* _WRITTEN INSTRUCTION_:
Gather all lines in the entries that include the word "PUNTA".
⟨
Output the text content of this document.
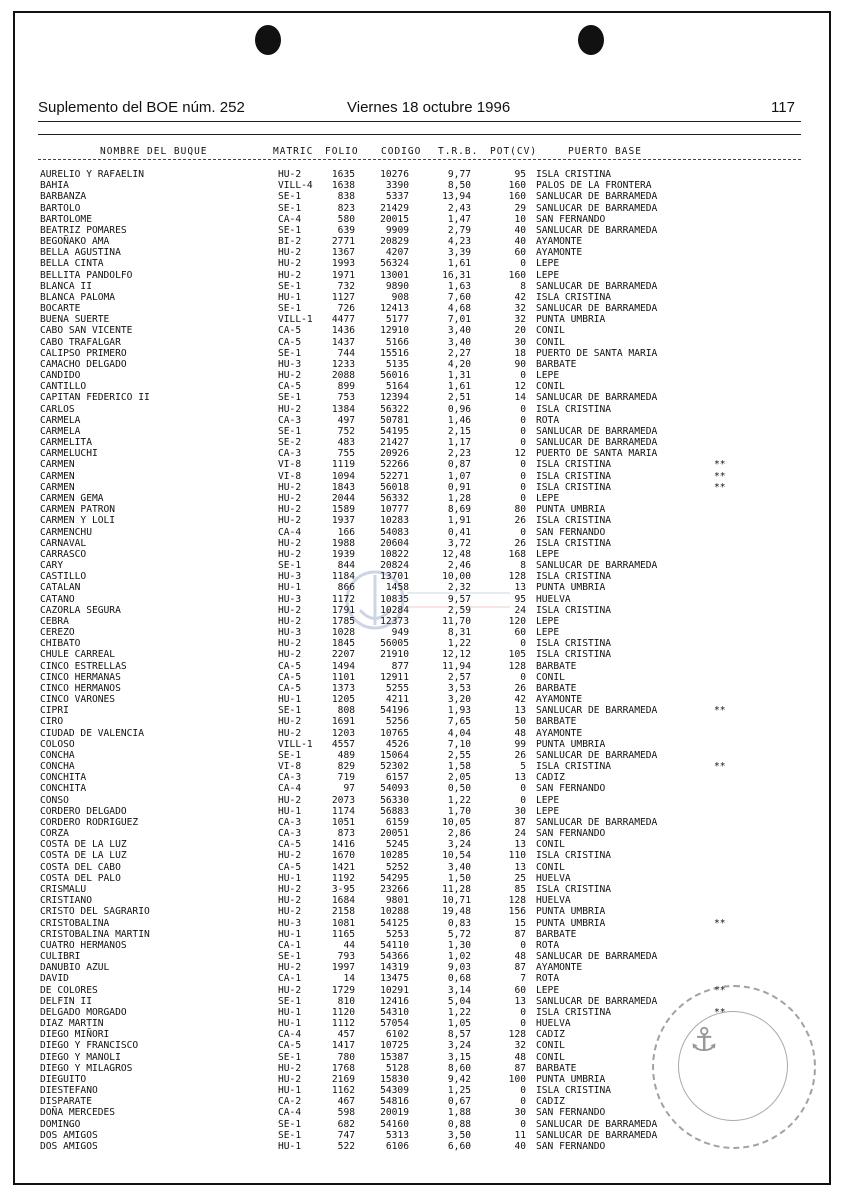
Suplemento del BOE núm. 252	Viernes 18 octubre 1996	117
NOMBRE DEL BUQUE	MATRIC FOLIO CODIGO T.R.B. POT(CV)	PUERTO BASE
AURELIO Y RAFAELIN	HU-2	1635	10276	9,77	95 ISLA CRISTINA
BAHIA	VILL-4	1638	3390	8,50	160 PALOS DE LA FRONTERA
BARBANZA	SE-1	838	5337	13,94	160 SANLUCAR DE BARRAMEDA
BARTOLO	SE-1	823	21429	2,43	29 SANLUCAR DE BARRAMEDA
BARTOLOME	CA-4	580	20015	1,47	10 SAN FERNANDO
BEATRIZ POMARES	SE-1	639	9909	2,79	40 SANLUCAR DE BARRAMEDA
BEGOÑAKO AMA	BI-2	2771	20829	4,23	40 AYAMONTE
BELLA AGUSTINA	HU-2	1367	4207	3,39	60 AYAMONTE
BELLA CINTA	HU-2	1993	56324	1,61	0 LEPE
BELLITA PANDOLFO	HU-2	1971	13001	16,31	160 LEPE
BLANCA II	SE-1	732	9890	1,63	8 SANLUCAR DE BARRAMEDA
BLANCA PALOMA	HU-1	1127	908	7,60	42 ISLA CRISTINA
BOCARTE	SE-1	726	12413	4,68	32 SANLUCAR DE BARRAMEDA
BUENA SUERTE	VILL-1	4477	5177	7,01	32 PUNTA UMBRIA
CABO SAN VICENTE	CA-5	1436	12910	3,40	20 CONIL
CABO TRAFALGAR	CA-5	1437	5166	3,40	30 CONIL
CALIPSO PRIMERO	SE-1	744	15516	2,27	18 PUERTO DE SANTA MARIA
CAMACHO DELGADO	HU-3	1233	5135	4,20	90 BARBATE
CANDIDO	HU-2	2088	56016	1,31	0 LEPE
CANTILLO	CA-5	899	5164	1,61	12 CONIL
CAPITAN FEDERICO II	SE-1	753	12394	2,51	14 SANLUCAR DE BARRAMEDA
CARLOS	HU-2	1384	56322	0,96	0 ISLA CRISTINA
CARMELA	CA-3	497	50781	1,46	0 ROTA
CARMELA	SE-1	752	54195	2,15	0 SANLUCAR DE BARRAMEDA
CARMELITA	SE-2	483	21427	1,17	0 SANLUCAR DE BARRAMEDA
CARMELUCHI	CA-3	755	20926	2,23	12 PUERTO DE SANTA MARIA
CARMEN	VI-8	1119	52266	0,87	0 ISLA CRISTINA	**
CARMEN	VI-8	1094	52271	1,07	0 ISLA CRISTINA	**
CARMEN	HU-2	1843	56018	0,91	0 ISLA CRISTINA	**
CARMEN GEMA	HU-2	2044	56332	1,28	0 LEPE
CARMEN PATRON	HU-2	1589	10777	8,69	80 PUNTA UMBRIA
CARMEN Y LOLI	HU-2	1937	10283	1,91	26 ISLA CRISTINA
CARMENCHU	CA-4	166	54083	0,41	0 SAN FERNANDO
CARNAVAL	HU-2	1988	20604	3,72	26 ISLA CRISTINA
CARRASCO	HU-2	1939	10822	12,48	168 LEPE
CARY	SE-1	844	20824	2,46	8 SANLUCAR DE BARRAMEDA
CASTILLO	HU-3	1184	13701	10,00	128 ISLA CRISTINA
CATALAN	HU-1	866	1458	2,32	13 PUNTA UMBRIA
CATANO	HU-3	1172	10835	9,57	95 HUELVA
CAZORLA SEGURA	HU-2	1791	10284	2,59	24 ISLA CRISTINA
CEBRA	HU-2	1785	12373	11,70	120 LEPE
CEREZO	HU-3	1028	949	8,31	60 LEPE
CHIBATO	HU-2	1845	56005	1,22	0 ISLA CRISTINA
CHULE CARREAL	HU-2	2207	21910	12,12	105 ISLA CRISTINA
CINCO ESTRELLAS	CA-5	1494	877	11,94	128 BARBATE
CINCO HERMANAS	CA-5	1101	12911	2,57	0 CONIL
CINCO HERMANOS	CA-5	1373	5255	3,53	26 BARBATE
CINCO VARONES	HU-1	1205	4211	3,20	42 AYAMONTE
CIPRI	SE-1	808	54196	1,93	13 SANLUCAR DE BARRAMEDA	**
CIRO	HU-2	1691	5256	7,65	50 BARBATE
CIUDAD DE VALENCIA	HU-2	1203	10765	4,04	48 AYAMONTE
COLOSO	VILL-1	4557	4526	7,10	99 PUNTA UMBRIA
CONCHA	SE-1	489	15064	2,55	26 SANLUCAR DE BARRAMEDA
CONCHA	VI-8	829	52302	1,58	5 ISLA CRISTINA	**
CONCHITA	CA-3	719	6157	2,05	13 CADIZ
CONCHITA	CA-4	97	54093	0,50	0 SAN FERNANDO
CONSO	HU-2	2073	56330	1,22	0 LEPE
CORDERO DELGADO	HU-1	1174	56883	1,70	30 LEPE
CORDERO RODRIGUEZ	CA-3	1051	6159	10,05	87 SANLUCAR DE BARRAMEDA
CORZA	CA-3	873	20051	2,86	24 SAN FERNANDO
COSTA DE LA LUZ	CA-5	1416	5245	3,24	13 CONIL
COSTA DE LA LUZ	HU-2	1670	10285	10,54	110 ISLA CRISTINA
COSTA DEL CABO	CA-5	1421	5252	3,40	13 CONIL
COSTA DEL PALO	HU-1	1192	54295	1,50	25 HUELVA
CRISMALU	HU-2	3-95	23266	11,28	85 ISLA CRISTINA
CRISTIANO	HU-2	1684	9801	10,71	128 HUELVA
CRISTO DEL SAGRARIO	HU-2	2158	10288	19,48	156 PUNTA UMBRIA
CRISTOBALINA	HU-3	1081	54125	0,83	15 PUNTA UMBRIA	**
CRISTOBALINA MARTIN	HU-1	1165	5253	5,72	87 BARBATE
CUATRO HERMANOS	CA-1	44	54110	1,30	0 ROTA
CULIBRI	SE-1	793	54366	1,02	48 SANLUCAR DE BARRAMEDA
DANUBIO AZUL	HU-2	1997	14319	9,03	87 AYAMONTE
DAVID	CA-1	14	13475	0,68	7 ROTA
DE COLORES	HU-2	1729	10291	3,14	60 LEPE	**
DELFIN II	SE-1	810	12416	5,04	13 SANLUCAR DE BARRAMEDA
DELGADO MORGADO	HU-1	1120	54310	1,22	0 ISLA CRISTINA	**
DIAZ MARTIN	HU-1	1112	57054	1,05	0 HUELVA
DIEGO MIÑORI	CA-4	457	6102	8,57	128 CADIZ
DIEGO Y FRANCISCO	CA-5	1417	10725	3,24	32 CONIL
DIEGO Y MANOLI	SE-1	780	15387	3,15	48 CONIL
DIEGO Y MILAGROS	HU-2	1768	5128	8,60	87 BARBATE
DIEGUITO	HU-2	2169	15830	9,42	100 PUNTA UMBRIA
DIESTEFANO	HU-1	1162	54309	1,25	0 ISLA CRISTINA
DISPARATE	CA-2	467	54816	0,67	0 CADIZ
DOÑA MERCEDES	CA-4	598	20019	1,88	30 SAN FERNANDO
DOMINGO	SE-1	682	54160	0,88	0 SANLUCAR DE BARRAMEDA
DOS AMIGOS	SE-1	747	5313	3,50	11 SANLUCAR DE BARRAMEDA
DOS AMIGOS	HU-1	522	6106	6,60	40 SAN FERNANDO
⚓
⟩
* _RESPONSE_:
BUENA SUERTE	VILL-1	4477	5177	7,01	32 PUNTA UMBRIA
CARMEN PATRON	HU-2	1589	10777	8,69	80 PUNTA UMBRIA
CATALAN	HU-1	866	1458	2,32	13 PUNTA UMBRIA
COLOSO	VILL-1	4557	4526	7,10	99 PUNTA UMBRIA
CRISTO DEL SAGRARIO	HU-2	2158	10288	19,48	156 PUNTA UMBRIA
CRISTOBALINA	HU-3	1081	54125	0,83	15 PUNTA UMBRIA	**
DIEGUITO	HU-2	2169	15830	9,42	100 PUNTA UMBRIA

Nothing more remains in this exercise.